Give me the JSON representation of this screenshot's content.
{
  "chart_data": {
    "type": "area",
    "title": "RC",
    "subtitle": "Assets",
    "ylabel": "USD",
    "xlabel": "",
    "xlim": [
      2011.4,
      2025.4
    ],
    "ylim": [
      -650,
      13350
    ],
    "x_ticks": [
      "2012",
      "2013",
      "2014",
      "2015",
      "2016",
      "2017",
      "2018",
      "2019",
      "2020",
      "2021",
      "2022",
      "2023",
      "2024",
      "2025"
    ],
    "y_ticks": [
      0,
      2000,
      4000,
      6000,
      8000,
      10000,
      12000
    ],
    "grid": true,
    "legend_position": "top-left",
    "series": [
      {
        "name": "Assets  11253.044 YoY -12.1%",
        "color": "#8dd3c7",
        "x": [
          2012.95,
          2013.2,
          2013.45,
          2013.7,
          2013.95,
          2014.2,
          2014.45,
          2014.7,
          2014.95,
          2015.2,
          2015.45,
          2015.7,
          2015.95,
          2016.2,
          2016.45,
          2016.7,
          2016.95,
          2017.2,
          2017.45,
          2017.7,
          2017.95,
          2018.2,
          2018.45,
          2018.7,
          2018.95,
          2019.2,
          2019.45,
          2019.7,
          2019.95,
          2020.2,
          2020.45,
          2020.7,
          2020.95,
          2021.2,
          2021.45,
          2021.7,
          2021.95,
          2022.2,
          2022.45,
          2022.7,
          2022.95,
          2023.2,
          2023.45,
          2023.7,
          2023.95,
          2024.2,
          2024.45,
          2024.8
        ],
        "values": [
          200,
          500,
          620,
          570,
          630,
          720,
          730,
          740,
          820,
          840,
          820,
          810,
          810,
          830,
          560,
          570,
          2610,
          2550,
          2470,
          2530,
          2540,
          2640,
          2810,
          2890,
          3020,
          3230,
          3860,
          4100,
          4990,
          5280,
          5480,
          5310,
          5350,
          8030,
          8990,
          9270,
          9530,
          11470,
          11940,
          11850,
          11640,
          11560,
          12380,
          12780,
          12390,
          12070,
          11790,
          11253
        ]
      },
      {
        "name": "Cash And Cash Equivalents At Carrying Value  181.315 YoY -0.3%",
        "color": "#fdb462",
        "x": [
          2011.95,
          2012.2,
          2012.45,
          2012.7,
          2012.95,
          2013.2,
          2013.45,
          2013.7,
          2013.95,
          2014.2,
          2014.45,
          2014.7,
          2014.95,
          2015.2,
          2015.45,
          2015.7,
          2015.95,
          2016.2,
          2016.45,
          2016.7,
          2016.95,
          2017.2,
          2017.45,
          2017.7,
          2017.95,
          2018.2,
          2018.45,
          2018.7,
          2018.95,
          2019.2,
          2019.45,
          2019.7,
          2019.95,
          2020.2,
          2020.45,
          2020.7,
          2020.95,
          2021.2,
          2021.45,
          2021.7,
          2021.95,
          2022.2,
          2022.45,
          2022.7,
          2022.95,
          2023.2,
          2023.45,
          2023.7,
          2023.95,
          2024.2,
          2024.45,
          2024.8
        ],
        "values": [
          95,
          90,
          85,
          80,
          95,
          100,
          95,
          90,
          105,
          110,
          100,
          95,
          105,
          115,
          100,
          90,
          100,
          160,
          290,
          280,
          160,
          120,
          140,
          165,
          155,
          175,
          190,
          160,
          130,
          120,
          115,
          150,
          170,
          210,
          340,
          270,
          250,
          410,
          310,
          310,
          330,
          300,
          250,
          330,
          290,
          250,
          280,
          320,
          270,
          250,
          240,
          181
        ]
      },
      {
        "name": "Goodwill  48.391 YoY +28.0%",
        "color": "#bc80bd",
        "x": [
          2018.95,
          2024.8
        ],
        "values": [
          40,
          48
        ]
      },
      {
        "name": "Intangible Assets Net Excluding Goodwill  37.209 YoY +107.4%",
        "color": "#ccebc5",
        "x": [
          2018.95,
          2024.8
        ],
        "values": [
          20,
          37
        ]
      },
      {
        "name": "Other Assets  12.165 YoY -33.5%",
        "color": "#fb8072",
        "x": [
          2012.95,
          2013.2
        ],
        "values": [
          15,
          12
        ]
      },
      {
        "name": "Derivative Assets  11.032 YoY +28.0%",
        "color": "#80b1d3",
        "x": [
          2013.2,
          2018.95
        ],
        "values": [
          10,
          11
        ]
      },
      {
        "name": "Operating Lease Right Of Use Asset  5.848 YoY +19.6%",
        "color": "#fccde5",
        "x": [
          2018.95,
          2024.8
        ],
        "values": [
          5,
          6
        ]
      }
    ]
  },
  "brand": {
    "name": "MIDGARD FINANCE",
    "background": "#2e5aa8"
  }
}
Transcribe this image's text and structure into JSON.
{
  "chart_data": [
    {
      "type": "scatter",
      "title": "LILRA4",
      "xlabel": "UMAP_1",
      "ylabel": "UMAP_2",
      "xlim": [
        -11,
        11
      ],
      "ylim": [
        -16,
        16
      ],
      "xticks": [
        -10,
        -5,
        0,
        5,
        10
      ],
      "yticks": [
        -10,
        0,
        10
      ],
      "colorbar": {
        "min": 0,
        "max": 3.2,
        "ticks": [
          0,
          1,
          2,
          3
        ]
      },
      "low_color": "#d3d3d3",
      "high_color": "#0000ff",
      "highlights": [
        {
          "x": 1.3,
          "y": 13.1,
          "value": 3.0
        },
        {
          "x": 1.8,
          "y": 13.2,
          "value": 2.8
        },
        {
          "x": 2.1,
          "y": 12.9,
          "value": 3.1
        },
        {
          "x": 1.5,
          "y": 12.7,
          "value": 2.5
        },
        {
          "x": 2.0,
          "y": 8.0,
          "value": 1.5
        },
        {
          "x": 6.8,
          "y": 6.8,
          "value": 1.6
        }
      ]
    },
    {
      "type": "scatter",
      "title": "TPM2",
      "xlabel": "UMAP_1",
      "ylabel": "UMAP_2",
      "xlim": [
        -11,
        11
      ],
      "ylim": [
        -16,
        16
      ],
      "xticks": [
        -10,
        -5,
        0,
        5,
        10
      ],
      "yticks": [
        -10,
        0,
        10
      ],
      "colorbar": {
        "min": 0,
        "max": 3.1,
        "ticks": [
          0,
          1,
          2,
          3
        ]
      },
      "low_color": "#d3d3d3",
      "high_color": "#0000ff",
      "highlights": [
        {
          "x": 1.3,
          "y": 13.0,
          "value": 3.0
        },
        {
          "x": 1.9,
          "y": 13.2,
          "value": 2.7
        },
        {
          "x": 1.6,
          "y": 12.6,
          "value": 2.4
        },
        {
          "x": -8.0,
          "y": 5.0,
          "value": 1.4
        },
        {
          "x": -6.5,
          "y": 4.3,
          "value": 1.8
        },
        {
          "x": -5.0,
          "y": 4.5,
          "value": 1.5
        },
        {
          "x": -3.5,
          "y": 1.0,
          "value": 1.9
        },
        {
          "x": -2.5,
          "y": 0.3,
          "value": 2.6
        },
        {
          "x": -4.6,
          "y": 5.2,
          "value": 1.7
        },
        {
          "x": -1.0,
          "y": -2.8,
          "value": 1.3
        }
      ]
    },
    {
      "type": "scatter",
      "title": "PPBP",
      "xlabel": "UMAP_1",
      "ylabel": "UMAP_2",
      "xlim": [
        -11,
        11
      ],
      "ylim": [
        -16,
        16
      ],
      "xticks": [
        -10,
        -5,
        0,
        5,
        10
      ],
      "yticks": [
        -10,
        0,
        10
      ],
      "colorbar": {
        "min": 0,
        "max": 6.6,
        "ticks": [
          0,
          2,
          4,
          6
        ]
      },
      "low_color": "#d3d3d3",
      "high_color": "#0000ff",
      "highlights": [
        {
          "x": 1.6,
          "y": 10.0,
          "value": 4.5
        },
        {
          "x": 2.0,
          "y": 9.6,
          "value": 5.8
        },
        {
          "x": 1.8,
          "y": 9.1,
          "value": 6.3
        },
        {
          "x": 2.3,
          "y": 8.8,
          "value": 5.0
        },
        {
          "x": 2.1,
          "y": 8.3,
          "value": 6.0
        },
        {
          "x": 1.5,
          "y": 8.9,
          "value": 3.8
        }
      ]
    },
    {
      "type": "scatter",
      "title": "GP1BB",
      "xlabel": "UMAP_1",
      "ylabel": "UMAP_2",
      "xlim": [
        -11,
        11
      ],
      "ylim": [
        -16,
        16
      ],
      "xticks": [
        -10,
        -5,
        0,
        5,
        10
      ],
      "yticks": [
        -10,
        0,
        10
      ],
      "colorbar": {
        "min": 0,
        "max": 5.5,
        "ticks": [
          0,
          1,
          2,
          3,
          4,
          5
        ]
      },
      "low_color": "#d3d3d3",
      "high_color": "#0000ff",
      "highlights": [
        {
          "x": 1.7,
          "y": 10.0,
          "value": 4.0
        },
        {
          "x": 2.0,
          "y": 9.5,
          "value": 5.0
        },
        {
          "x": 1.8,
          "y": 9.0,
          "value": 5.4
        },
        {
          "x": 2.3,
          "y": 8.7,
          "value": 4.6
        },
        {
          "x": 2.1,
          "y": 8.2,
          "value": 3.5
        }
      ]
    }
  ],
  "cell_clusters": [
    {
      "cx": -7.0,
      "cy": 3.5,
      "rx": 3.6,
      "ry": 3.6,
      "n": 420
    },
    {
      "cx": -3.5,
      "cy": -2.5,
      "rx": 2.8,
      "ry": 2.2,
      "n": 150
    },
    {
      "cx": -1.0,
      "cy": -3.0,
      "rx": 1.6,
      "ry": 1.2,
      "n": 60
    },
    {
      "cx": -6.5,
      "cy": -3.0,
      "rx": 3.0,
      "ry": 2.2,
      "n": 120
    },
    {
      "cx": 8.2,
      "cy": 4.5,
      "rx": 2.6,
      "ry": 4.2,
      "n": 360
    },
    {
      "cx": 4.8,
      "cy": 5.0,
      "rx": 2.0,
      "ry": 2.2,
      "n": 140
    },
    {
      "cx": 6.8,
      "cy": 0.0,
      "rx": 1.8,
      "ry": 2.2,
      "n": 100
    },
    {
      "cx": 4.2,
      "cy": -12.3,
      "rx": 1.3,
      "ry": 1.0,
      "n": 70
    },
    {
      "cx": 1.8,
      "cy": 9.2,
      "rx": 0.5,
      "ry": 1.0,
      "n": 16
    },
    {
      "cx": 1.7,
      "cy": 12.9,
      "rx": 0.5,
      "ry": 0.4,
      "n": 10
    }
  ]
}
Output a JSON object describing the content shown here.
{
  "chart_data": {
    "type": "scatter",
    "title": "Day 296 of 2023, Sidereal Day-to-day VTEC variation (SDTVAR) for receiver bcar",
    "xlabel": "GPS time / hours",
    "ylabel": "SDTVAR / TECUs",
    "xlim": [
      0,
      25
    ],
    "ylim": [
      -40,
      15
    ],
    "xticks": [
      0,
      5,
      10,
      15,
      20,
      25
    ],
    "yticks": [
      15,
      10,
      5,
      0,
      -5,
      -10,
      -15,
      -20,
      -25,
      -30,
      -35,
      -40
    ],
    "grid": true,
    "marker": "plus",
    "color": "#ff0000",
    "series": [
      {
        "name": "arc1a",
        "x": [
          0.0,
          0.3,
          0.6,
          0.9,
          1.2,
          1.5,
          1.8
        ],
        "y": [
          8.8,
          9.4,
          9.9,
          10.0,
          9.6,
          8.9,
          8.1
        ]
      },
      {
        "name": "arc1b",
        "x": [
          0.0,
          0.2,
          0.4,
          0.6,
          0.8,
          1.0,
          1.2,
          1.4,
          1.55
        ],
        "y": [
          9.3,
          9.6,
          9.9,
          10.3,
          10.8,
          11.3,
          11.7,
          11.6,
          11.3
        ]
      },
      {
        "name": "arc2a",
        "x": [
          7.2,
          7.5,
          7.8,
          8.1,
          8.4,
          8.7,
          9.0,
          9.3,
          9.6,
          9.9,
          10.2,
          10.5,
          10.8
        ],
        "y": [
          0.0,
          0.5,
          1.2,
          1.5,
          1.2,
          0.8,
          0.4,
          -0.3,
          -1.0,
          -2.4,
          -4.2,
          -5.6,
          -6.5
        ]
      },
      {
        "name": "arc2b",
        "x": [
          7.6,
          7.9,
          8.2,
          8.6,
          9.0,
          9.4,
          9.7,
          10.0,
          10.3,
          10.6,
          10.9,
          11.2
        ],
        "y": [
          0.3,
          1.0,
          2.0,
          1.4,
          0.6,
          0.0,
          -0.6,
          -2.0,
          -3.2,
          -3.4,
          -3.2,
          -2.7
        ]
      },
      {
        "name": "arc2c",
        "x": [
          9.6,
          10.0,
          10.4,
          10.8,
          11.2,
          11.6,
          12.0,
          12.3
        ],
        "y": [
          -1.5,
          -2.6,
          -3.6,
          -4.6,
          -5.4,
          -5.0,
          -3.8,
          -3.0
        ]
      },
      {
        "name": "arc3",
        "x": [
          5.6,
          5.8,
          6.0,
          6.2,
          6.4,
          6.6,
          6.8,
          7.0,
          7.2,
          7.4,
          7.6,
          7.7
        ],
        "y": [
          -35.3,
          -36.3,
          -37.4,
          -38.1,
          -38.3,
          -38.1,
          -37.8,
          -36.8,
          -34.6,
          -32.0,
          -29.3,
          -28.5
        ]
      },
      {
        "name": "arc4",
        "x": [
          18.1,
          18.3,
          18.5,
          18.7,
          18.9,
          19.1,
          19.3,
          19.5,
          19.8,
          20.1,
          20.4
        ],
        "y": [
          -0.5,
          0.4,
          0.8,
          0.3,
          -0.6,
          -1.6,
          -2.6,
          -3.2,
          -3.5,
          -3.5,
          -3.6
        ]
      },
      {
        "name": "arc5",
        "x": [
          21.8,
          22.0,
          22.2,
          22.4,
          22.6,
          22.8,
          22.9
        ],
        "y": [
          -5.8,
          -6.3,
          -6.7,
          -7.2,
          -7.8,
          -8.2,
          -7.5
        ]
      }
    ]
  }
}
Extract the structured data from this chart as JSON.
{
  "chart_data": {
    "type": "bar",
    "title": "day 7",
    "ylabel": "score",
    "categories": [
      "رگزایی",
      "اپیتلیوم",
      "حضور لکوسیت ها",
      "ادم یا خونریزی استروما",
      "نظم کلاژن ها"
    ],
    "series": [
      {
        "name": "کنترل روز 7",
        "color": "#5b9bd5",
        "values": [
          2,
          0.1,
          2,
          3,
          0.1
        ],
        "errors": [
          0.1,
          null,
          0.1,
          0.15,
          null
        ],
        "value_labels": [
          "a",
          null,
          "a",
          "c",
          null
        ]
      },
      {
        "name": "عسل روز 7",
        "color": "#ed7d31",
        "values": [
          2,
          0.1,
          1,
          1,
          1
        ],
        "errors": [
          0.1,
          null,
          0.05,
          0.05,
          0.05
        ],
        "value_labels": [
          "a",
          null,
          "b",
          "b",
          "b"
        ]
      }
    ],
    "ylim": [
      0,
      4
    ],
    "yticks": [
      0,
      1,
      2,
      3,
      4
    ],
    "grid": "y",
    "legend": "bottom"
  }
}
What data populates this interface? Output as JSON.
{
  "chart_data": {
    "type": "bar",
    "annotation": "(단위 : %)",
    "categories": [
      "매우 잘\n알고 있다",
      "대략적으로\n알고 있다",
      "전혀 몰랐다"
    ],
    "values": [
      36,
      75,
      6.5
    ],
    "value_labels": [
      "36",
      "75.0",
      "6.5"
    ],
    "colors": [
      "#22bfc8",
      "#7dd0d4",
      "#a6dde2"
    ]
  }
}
:::
**BRIEF**
Where a line of the entries contains the word "SDTVAR", copy that line.

**RESPONSE BELOW**
    "title": "Day 296 of 2023, Sidereal Day-to-day VTEC variation (SDTVAR) for receiver bcar",
    "ylabel": "SDTVAR / TECUs",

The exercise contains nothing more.